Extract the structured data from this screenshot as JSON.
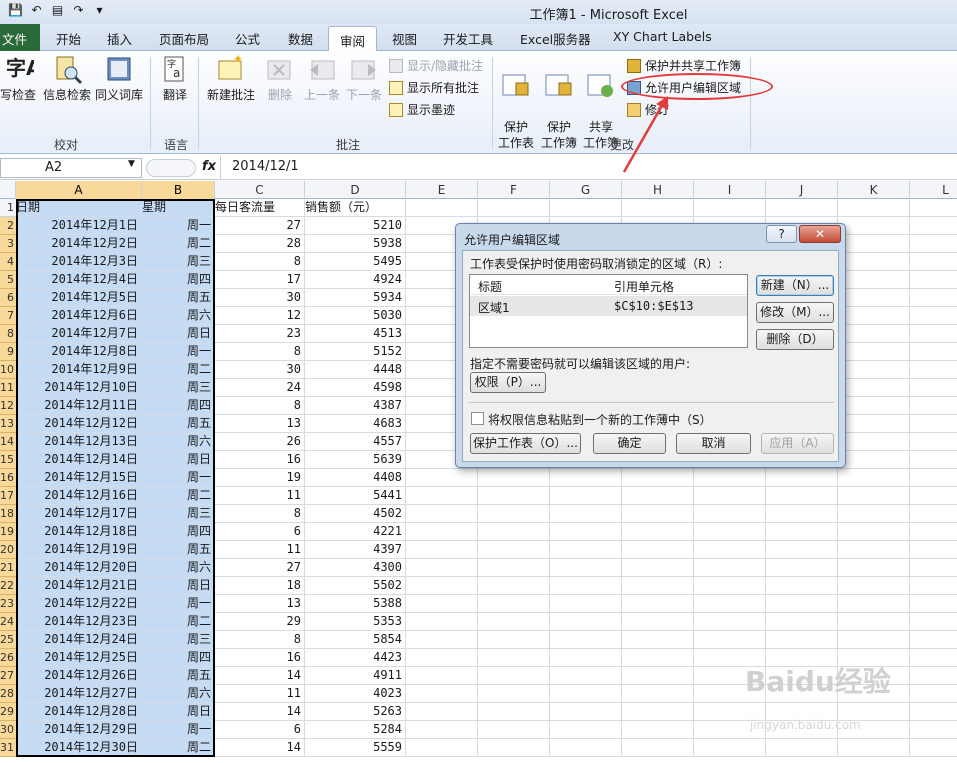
{
  "window_title": "工作簿1 - Microsoft Excel",
  "tabs": {
    "file": "文件",
    "home": "开始",
    "insert": "插入",
    "page_layout": "页面布局",
    "formulas": "公式",
    "data": "数据",
    "review": "审阅",
    "view": "视图",
    "developer": "开发工具",
    "excel_services": "Excel服务器",
    "xy_chart": "XY Chart Labels"
  },
  "ribbon": {
    "proofing": {
      "spell": "写检查",
      "research": "信息检索",
      "thesaurus": "同义词库",
      "label": "校对"
    },
    "language": {
      "translate": "翻译",
      "label": "语言"
    },
    "comments": {
      "new": "新建批注",
      "delete": "删除",
      "prev": "上一条",
      "next": "下一条",
      "show_hide": "显示/隐藏批注",
      "show_all": "显示所有批注",
      "show_ink": "显示墨迹",
      "label": "批注"
    },
    "changes": {
      "protect_sheet": "保护\n工作表",
      "protect_workbook": "保护\n工作簿",
      "share_workbook": "共享\n工作簿",
      "protect_share": "保护并共享工作簿",
      "allow_edit": "允许用户编辑区域",
      "track": "修订",
      "label": "更改"
    }
  },
  "formula_bar": {
    "name_box": "A2",
    "fx": "fx",
    "value": "2014/12/1"
  },
  "columns": [
    "A",
    "B",
    "C",
    "D",
    "E",
    "F",
    "G",
    "H",
    "I",
    "J",
    "K",
    "L"
  ],
  "header_row": {
    "row": "1",
    "a": "日期",
    "b": "星期",
    "c": "每日客流量",
    "d": "销售额（元）"
  },
  "rows": [
    {
      "r": "2",
      "a": "2014年12月1日",
      "b": "周一",
      "c": "27",
      "d": "5210"
    },
    {
      "r": "3",
      "a": "2014年12月2日",
      "b": "周二",
      "c": "28",
      "d": "5938"
    },
    {
      "r": "4",
      "a": "2014年12月3日",
      "b": "周三",
      "c": "8",
      "d": "5495"
    },
    {
      "r": "5",
      "a": "2014年12月4日",
      "b": "周四",
      "c": "17",
      "d": "4924"
    },
    {
      "r": "6",
      "a": "2014年12月5日",
      "b": "周五",
      "c": "30",
      "d": "5934"
    },
    {
      "r": "7",
      "a": "2014年12月6日",
      "b": "周六",
      "c": "12",
      "d": "5030"
    },
    {
      "r": "8",
      "a": "2014年12月7日",
      "b": "周日",
      "c": "23",
      "d": "4513"
    },
    {
      "r": "9",
      "a": "2014年12月8日",
      "b": "周一",
      "c": "8",
      "d": "5152"
    },
    {
      "r": "10",
      "a": "2014年12月9日",
      "b": "周二",
      "c": "30",
      "d": "4448"
    },
    {
      "r": "11",
      "a": "2014年12月10日",
      "b": "周三",
      "c": "24",
      "d": "4598"
    },
    {
      "r": "12",
      "a": "2014年12月11日",
      "b": "周四",
      "c": "8",
      "d": "4387"
    },
    {
      "r": "13",
      "a": "2014年12月12日",
      "b": "周五",
      "c": "13",
      "d": "4683"
    },
    {
      "r": "14",
      "a": "2014年12月13日",
      "b": "周六",
      "c": "26",
      "d": "4557"
    },
    {
      "r": "15",
      "a": "2014年12月14日",
      "b": "周日",
      "c": "16",
      "d": "5639"
    },
    {
      "r": "16",
      "a": "2014年12月15日",
      "b": "周一",
      "c": "19",
      "d": "4408"
    },
    {
      "r": "17",
      "a": "2014年12月16日",
      "b": "周二",
      "c": "11",
      "d": "5441"
    },
    {
      "r": "18",
      "a": "2014年12月17日",
      "b": "周三",
      "c": "8",
      "d": "4502"
    },
    {
      "r": "19",
      "a": "2014年12月18日",
      "b": "周四",
      "c": "6",
      "d": "4221"
    },
    {
      "r": "20",
      "a": "2014年12月19日",
      "b": "周五",
      "c": "11",
      "d": "4397"
    },
    {
      "r": "21",
      "a": "2014年12月20日",
      "b": "周六",
      "c": "27",
      "d": "4300"
    },
    {
      "r": "22",
      "a": "2014年12月21日",
      "b": "周日",
      "c": "18",
      "d": "5502"
    },
    {
      "r": "23",
      "a": "2014年12月22日",
      "b": "周一",
      "c": "13",
      "d": "5388"
    },
    {
      "r": "24",
      "a": "2014年12月23日",
      "b": "周二",
      "c": "29",
      "d": "5353"
    },
    {
      "r": "25",
      "a": "2014年12月24日",
      "b": "周三",
      "c": "8",
      "d": "5854"
    },
    {
      "r": "26",
      "a": "2014年12月25日",
      "b": "周四",
      "c": "16",
      "d": "4423"
    },
    {
      "r": "27",
      "a": "2014年12月26日",
      "b": "周五",
      "c": "14",
      "d": "4911"
    },
    {
      "r": "28",
      "a": "2014年12月27日",
      "b": "周六",
      "c": "11",
      "d": "4023"
    },
    {
      "r": "29",
      "a": "2014年12月28日",
      "b": "周日",
      "c": "14",
      "d": "5263"
    },
    {
      "r": "30",
      "a": "2014年12月29日",
      "b": "周一",
      "c": "6",
      "d": "5284"
    },
    {
      "r": "31",
      "a": "2014年12月30日",
      "b": "周二",
      "c": "14",
      "d": "5559"
    }
  ],
  "dialog": {
    "title": "允许用户编辑区域",
    "help": "?",
    "close": "✕",
    "ranges_label": "工作表受保护时使用密码取消锁定的区域（R）:",
    "col_title": "标题",
    "col_ref": "引用单元格",
    "range_title": "区域1",
    "range_ref": "$C$10:$E$13",
    "new_btn": "新建（N）...",
    "modify_btn": "修改（M）...",
    "delete_btn": "删除（D）",
    "users_label": "指定不需要密码就可以编辑该区域的用户:",
    "perm_btn": "权限（P）...",
    "paste_label": "将权限信息粘贴到一个新的工作薄中（S）",
    "protect_btn": "保护工作表（O）...",
    "ok_btn": "确定",
    "cancel_btn": "取消",
    "apply_btn": "应用（A）"
  },
  "watermark": {
    "brand": "Baidu经验",
    "url": "jingyan.baidu.com"
  },
  "colors": {
    "selection": "#c5dbf3",
    "row_header_sel": "#f9d99a",
    "file_tab": "#2a6a38",
    "annotation": "#e23b3b"
  }
}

+ + +

**Objective:**
Can you repeat every record above exactly, apart from the pictures?

**Answer to this problem:**
Extract the structured data from this screenshot as JSON.
{
  "window_title": "工作簿1 - Microsoft Excel",
  "tabs": {
    "file": "文件",
    "home": "开始",
    "insert": "插入",
    "page_layout": "页面布局",
    "formulas": "公式",
    "data": "数据",
    "review": "审阅",
    "view": "视图",
    "developer": "开发工具",
    "excel_services": "Excel服务器",
    "xy_chart": "XY Chart Labels"
  },
  "ribbon": {
    "proofing": {
      "spell": "写检查",
      "research": "信息检索",
      "thesaurus": "同义词库",
      "label": "校对"
    },
    "language": {
      "translate": "翻译",
      "label": "语言"
    },
    "comments": {
      "new": "新建批注",
      "delete": "删除",
      "prev": "上一条",
      "next": "下一条",
      "show_hide": "显示/隐藏批注",
      "show_all": "显示所有批注",
      "show_ink": "显示墨迹",
      "label": "批注"
    },
    "changes": {
      "protect_sheet": "保护\n工作表",
      "protect_workbook": "保护\n工作簿",
      "share_workbook": "共享\n工作簿",
      "protect_share": "保护并共享工作簿",
      "allow_edit": "允许用户编辑区域",
      "track": "修订",
      "label": "更改"
    }
  },
  "formula_bar": {
    "name_box": "A2",
    "fx": "fx",
    "value": "2014/12/1"
  },
  "columns": [
    "A",
    "B",
    "C",
    "D",
    "E",
    "F",
    "G",
    "H",
    "I",
    "J",
    "K",
    "L"
  ],
  "header_row": {
    "row": "1",
    "a": "日期",
    "b": "星期",
    "c": "每日客流量",
    "d": "销售额（元）"
  },
  "rows": [
    {
      "r": "2",
      "a": "2014年12月1日",
      "b": "周一",
      "c": "27",
      "d": "5210"
    },
    {
      "r": "3",
      "a": "2014年12月2日",
      "b": "周二",
      "c": "28",
      "d": "5938"
    },
    {
      "r": "4",
      "a": "2014年12月3日",
      "b": "周三",
      "c": "8",
      "d": "5495"
    },
    {
      "r": "5",
      "a": "2014年12月4日",
      "b": "周四",
      "c": "17",
      "d": "4924"
    },
    {
      "r": "6",
      "a": "2014年12月5日",
      "b": "周五",
      "c": "30",
      "d": "5934"
    },
    {
      "r": "7",
      "a": "2014年12月6日",
      "b": "周六",
      "c": "12",
      "d": "5030"
    },
    {
      "r": "8",
      "a": "2014年12月7日",
      "b": "周日",
      "c": "23",
      "d": "4513"
    },
    {
      "r": "9",
      "a": "2014年12月8日",
      "b": "周一",
      "c": "8",
      "d": "5152"
    },
    {
      "r": "10",
      "a": "2014年12月9日",
      "b": "周二",
      "c": "30",
      "d": "4448"
    },
    {
      "r": "11",
      "a": "2014年12月10日",
      "b": "周三",
      "c": "24",
      "d": "4598"
    },
    {
      "r": "12",
      "a": "2014年12月11日",
      "b": "周四",
      "c": "8",
      "d": "4387"
    },
    {
      "r": "13",
      "a": "2014年12月12日",
      "b": "周五",
      "c": "13",
      "d": "4683"
    },
    {
      "r": "14",
      "a": "2014年12月13日",
      "b": "周六",
      "c": "26",
      "d": "4557"
    },
    {
      "r": "15",
      "a": "2014年12月14日",
      "b": "周日",
      "c": "16",
      "d": "5639"
    },
    {
      "r": "16",
      "a": "2014年12月15日",
      "b": "周一",
      "c": "19",
      "d": "4408"
    },
    {
      "r": "17",
      "a": "2014年12月16日",
      "b": "周二",
      "c": "11",
      "d": "5441"
    },
    {
      "r": "18",
      "a": "2014年12月17日",
      "b": "周三",
      "c": "8",
      "d": "4502"
    },
    {
      "r": "19",
      "a": "2014年12月18日",
      "b": "周四",
      "c": "6",
      "d": "4221"
    },
    {
      "r": "20",
      "a": "2014年12月19日",
      "b": "周五",
      "c": "11",
      "d": "4397"
    },
    {
      "r": "21",
      "a": "2014年12月20日",
      "b": "周六",
      "c": "27",
      "d": "4300"
    },
    {
      "r": "22",
      "a": "2014年12月21日",
      "b": "周日",
      "c": "18",
      "d": "5502"
    },
    {
      "r": "23",
      "a": "2014年12月22日",
      "b": "周一",
      "c": "13",
      "d": "5388"
    },
    {
      "r": "24",
      "a": "2014年12月23日",
      "b": "周二",
      "c": "29",
      "d": "5353"
    },
    {
      "r": "25",
      "a": "2014年12月24日",
      "b": "周三",
      "c": "8",
      "d": "5854"
    },
    {
      "r": "26",
      "a": "2014年12月25日",
      "b": "周四",
      "c": "16",
      "d": "4423"
    },
    {
      "r": "27",
      "a": "2014年12月26日",
      "b": "周五",
      "c": "14",
      "d": "4911"
    },
    {
      "r": "28",
      "a": "2014年12月27日",
      "b": "周六",
      "c": "11",
      "d": "4023"
    },
    {
      "r": "29",
      "a": "2014年12月28日",
      "b": "周日",
      "c": "14",
      "d": "5263"
    },
    {
      "r": "30",
      "a": "2014年12月29日",
      "b": "周一",
      "c": "6",
      "d": "5284"
    },
    {
      "r": "31",
      "a": "2014年12月30日",
      "b": "周二",
      "c": "14",
      "d": "5559"
    }
  ],
  "dialog": {
    "title": "允许用户编辑区域",
    "help": "?",
    "close": "✕",
    "ranges_label": "工作表受保护时使用密码取消锁定的区域（R）:",
    "col_title": "标题",
    "col_ref": "引用单元格",
    "range_title": "区域1",
    "range_ref": "$C$10:$E$13",
    "new_btn": "新建（N）...",
    "modify_btn": "修改（M）...",
    "delete_btn": "删除（D）",
    "users_label": "指定不需要密码就可以编辑该区域的用户:",
    "perm_btn": "权限（P）...",
    "paste_label": "将权限信息粘贴到一个新的工作薄中（S）",
    "protect_btn": "保护工作表（O）...",
    "ok_btn": "确定",
    "cancel_btn": "取消",
    "apply_btn": "应用（A）"
  },
  "watermark": {
    "brand": "Baidu经验",
    "url": "jingyan.baidu.com"
  },
  "colors": {
    "selection": "#c5dbf3",
    "row_header_sel": "#f9d99a",
    "file_tab": "#2a6a38",
    "annotation": "#e23b3b"
  }
}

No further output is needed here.